REQUEST A: How would you translate the sentence "She was born in Fargo, North Dakota." from the Jule Selbo profile below into Spanish?

GIVEN PASSAGE:
=-=-=-=-=
= Jule Selbo =

American writer, producer, and professor

Jule Britt Selbo is an American screenwriter, playwright, author, producer and professor. She was born in Fargo, North Dakota. She is currently a professor in the Cinema and Television Arts Department at California State University, Fullerton and is a member of the WGA.

==Education==
Selbo attended Southern Methodist University and obtained her B.F.A. She continued her educational path into graduate school and received her M.F.A. from the University of North Carolina and her Ph.D. from the University of Exeter for her work in Film Genre.

==Career==
Selbo has worked with industry pioneers like George Lucas, Roland Joffe, Lauren Shuler-Donner, Michael Newell, Aaron Spelling and with all the major Hollywood Studios. She was involved in screenwriting and producing works in feature film, television, animated series and daytime dramas for Columbia Pictures, Paramount, Universal and HBO.

Selbo has written animated films for the Jim Henson Company and Walt Disney Studios, notably work on Ariel’s Beginning, Cinderella II and The Hunchback of Notre Dame II.

==Publications==
Selbo's Dee Rommel Mystery Series' has garnered awards and literary nominations. The ten-part series takes place in Portland Maine and follows the investigations of Dee Rommel, a former policewoman and now a private investigator. The first book is 10 DAYS, A Dee Rommel Mystery,', it is followed by 9 DAYS, 8 DAYS, 7 DAYSand 6 DAYS. Selbo intends to work her way down to 1 DAY. Other novels include Find Me in Florence, Breaking Barriers, The Life of Laura Bassi and Dreams of Discovery, Based on the Life of John Cabot

Selbo has written books for screenwriters on screenwriting structure and film genre as well as on film history including Women Screenwriters: An International Guide and Film Genre for Screenwriters.
=-=-=-=-=
ENTRIES SUPPLIED:
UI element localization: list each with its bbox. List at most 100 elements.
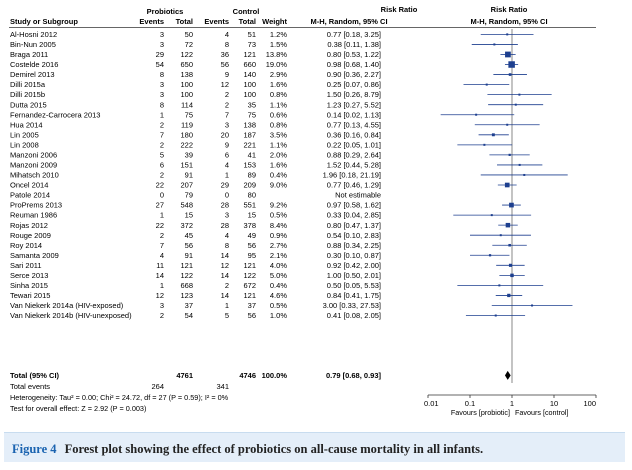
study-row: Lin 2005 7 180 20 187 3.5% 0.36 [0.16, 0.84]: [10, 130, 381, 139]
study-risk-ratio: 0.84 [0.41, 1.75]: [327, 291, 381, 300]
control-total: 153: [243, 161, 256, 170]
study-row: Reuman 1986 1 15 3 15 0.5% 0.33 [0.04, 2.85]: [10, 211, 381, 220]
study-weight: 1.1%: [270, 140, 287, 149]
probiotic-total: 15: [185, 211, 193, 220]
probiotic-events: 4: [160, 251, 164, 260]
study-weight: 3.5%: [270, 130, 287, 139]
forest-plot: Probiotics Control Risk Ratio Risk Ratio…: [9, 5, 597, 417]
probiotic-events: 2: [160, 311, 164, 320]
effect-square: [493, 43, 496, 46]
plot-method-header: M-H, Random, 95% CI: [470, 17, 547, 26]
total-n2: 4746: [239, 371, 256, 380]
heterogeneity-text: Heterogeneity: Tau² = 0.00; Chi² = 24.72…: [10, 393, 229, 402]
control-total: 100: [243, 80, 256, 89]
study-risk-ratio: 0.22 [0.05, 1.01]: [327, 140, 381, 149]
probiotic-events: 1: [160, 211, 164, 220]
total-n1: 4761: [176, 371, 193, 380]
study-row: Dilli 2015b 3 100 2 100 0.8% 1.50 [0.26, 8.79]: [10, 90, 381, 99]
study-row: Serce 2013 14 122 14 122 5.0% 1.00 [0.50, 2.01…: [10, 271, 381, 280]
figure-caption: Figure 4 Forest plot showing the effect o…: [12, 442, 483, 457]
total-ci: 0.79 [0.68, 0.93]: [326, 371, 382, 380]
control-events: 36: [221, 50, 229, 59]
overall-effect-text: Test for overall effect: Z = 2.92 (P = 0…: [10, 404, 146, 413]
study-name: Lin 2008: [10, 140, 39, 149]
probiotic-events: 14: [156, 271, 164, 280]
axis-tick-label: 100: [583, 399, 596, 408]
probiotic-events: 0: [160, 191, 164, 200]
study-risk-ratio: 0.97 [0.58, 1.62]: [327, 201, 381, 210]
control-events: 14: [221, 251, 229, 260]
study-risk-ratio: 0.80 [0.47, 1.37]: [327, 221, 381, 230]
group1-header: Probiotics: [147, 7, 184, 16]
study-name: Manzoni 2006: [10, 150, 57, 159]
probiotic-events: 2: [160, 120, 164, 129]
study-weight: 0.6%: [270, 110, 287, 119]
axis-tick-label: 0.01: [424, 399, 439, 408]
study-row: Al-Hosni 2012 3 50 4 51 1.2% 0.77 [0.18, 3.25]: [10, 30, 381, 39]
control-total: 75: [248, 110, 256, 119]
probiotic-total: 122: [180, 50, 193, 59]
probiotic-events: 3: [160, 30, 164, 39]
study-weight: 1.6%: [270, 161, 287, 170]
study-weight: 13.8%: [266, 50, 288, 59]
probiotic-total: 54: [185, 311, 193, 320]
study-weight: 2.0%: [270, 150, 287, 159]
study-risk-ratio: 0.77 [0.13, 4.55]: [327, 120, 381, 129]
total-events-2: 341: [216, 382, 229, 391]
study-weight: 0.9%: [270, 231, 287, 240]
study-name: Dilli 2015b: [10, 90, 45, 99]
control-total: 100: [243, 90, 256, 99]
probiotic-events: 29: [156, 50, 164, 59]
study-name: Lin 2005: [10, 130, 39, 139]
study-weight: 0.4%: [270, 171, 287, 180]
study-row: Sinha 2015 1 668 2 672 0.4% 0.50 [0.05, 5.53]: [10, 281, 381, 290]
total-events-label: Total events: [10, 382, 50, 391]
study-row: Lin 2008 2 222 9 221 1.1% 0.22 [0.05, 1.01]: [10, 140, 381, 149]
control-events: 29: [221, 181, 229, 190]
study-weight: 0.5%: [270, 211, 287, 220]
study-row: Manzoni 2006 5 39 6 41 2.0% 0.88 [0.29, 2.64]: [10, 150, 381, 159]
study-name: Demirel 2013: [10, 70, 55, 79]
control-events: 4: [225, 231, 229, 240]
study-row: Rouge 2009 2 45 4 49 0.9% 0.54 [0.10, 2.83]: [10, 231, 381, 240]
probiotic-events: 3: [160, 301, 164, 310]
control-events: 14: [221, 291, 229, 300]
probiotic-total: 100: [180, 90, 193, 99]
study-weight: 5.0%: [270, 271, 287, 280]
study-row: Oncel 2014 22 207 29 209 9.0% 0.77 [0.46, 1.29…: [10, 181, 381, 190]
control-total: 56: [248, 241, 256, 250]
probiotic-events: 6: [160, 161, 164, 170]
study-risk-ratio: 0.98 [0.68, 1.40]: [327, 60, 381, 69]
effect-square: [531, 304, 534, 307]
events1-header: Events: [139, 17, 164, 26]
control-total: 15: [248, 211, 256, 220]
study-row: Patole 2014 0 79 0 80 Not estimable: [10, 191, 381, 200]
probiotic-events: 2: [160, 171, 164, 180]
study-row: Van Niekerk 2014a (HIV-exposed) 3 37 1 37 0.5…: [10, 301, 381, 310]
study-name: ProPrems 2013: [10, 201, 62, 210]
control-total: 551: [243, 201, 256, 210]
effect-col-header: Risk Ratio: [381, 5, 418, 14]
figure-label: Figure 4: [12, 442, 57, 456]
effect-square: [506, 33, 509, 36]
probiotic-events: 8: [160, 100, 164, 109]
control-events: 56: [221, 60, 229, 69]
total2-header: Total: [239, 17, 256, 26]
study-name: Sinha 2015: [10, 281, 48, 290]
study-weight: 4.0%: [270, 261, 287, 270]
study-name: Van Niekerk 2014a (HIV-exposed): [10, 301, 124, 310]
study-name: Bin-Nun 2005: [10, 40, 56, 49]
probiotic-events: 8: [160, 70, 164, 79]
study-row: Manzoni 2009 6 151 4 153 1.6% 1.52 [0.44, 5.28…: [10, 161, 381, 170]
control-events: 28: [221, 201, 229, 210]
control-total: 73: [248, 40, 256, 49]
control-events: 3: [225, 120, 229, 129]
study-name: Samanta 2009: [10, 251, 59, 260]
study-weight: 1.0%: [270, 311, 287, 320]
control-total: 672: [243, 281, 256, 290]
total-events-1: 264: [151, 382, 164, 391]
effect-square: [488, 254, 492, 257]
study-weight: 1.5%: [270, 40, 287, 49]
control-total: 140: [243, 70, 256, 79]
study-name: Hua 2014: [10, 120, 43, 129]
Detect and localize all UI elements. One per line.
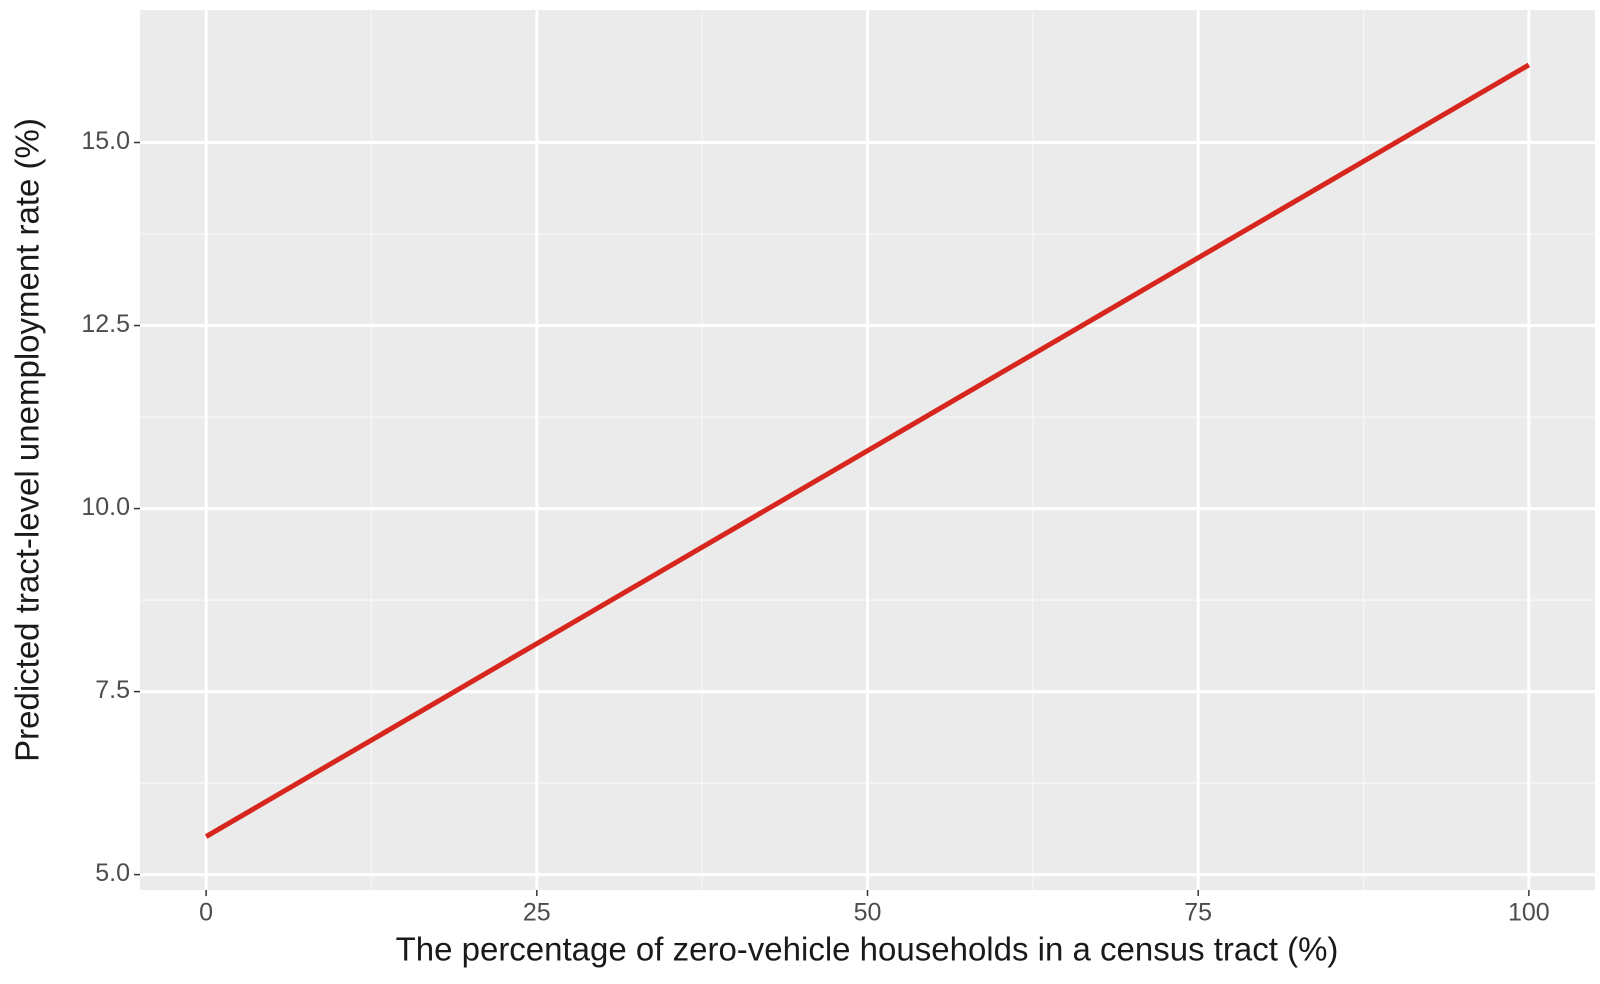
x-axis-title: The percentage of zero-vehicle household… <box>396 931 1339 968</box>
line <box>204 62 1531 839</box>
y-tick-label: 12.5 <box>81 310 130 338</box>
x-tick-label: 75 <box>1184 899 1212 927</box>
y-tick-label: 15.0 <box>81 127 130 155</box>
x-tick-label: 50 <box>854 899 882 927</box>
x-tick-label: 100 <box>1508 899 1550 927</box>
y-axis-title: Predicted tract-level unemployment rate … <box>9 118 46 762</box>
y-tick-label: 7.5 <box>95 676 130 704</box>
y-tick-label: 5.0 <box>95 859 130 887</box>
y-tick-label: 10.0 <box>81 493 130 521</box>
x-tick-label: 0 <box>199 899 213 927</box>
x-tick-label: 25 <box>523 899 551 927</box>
=-=-=-=-=
REQUEST B: How many lines of the rows above contain the string "Probiotics", where case counts? Reply with the number alone.

EXPECTED OUTPUT A: Nació en Fargo, Dakota del Norte.

EXPECTED OUTPUT B: 2